START DATA FOR PROCESSING

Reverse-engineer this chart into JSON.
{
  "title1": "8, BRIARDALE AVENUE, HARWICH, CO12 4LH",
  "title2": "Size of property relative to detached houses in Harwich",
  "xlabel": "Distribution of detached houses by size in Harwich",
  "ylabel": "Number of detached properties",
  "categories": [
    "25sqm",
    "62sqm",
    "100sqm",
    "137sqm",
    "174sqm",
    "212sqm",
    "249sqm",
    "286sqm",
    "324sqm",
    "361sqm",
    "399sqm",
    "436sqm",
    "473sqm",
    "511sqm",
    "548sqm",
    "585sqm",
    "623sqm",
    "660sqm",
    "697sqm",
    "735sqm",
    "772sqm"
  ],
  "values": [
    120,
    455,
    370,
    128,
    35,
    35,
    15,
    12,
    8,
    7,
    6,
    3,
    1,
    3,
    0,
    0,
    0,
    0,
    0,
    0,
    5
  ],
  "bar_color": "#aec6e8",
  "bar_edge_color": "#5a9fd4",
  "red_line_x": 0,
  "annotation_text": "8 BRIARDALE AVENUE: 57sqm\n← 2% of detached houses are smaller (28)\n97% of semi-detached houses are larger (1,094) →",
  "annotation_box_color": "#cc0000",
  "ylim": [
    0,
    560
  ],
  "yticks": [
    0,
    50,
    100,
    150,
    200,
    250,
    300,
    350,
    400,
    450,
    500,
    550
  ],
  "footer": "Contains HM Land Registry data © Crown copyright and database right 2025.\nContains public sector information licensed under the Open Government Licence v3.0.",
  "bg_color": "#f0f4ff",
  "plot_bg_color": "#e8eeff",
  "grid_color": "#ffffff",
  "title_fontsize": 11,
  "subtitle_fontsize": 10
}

END DATA FOR PROCESSING

Look over the material above and show each line where "houses" appears.

### [ANSWER TO THE TASK]
  "title2": "Size of property relative to detached houses in Harwich",
  "xlabel": "Distribution of detached houses by size in Harwich",
  "annotation_text": "8 BRIARDALE AVENUE: 57sqm\n← 2% of detached houses are smaller (28)\n97% of semi-detached houses are larger (1,094) →",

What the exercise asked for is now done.